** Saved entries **
· · · · ·
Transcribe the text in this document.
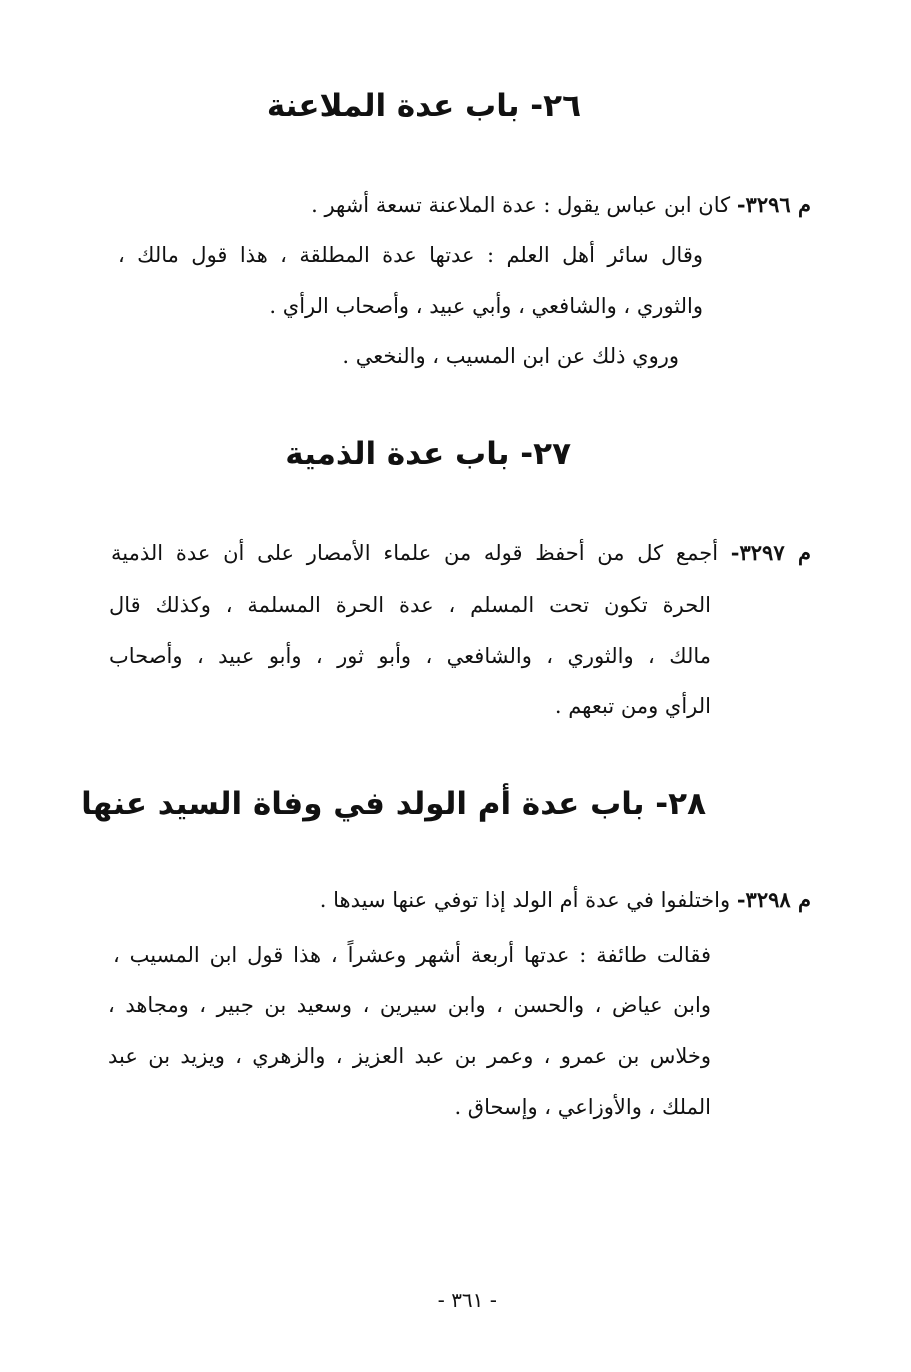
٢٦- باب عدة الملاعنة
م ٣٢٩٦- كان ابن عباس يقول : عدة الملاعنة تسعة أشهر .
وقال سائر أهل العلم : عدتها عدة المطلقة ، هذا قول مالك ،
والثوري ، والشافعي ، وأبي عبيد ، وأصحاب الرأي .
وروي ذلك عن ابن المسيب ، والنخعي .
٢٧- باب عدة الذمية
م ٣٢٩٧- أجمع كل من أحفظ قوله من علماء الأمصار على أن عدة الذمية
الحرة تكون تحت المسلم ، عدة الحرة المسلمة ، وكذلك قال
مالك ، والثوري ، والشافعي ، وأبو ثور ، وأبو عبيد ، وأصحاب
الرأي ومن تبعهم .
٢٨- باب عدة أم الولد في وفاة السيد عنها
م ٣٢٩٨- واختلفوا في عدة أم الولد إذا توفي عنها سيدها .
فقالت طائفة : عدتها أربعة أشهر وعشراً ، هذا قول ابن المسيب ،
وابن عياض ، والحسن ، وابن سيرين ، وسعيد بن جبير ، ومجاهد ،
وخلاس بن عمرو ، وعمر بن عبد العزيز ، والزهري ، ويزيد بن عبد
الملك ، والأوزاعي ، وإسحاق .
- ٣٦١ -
· · · · ·
** TASK OBJECTIVE **
Go through the data above and find the lines with the word "والثوري". Copy each of those lines.

** SOLUTION FOR THIS EXERCISE **
والثوري ، والشافعي ، وأبي عبيد ، وأصحاب الرأي .
مالك ، والثوري ، والشافعي ، وأبو ثور ، وأبو عبيد ، وأصحاب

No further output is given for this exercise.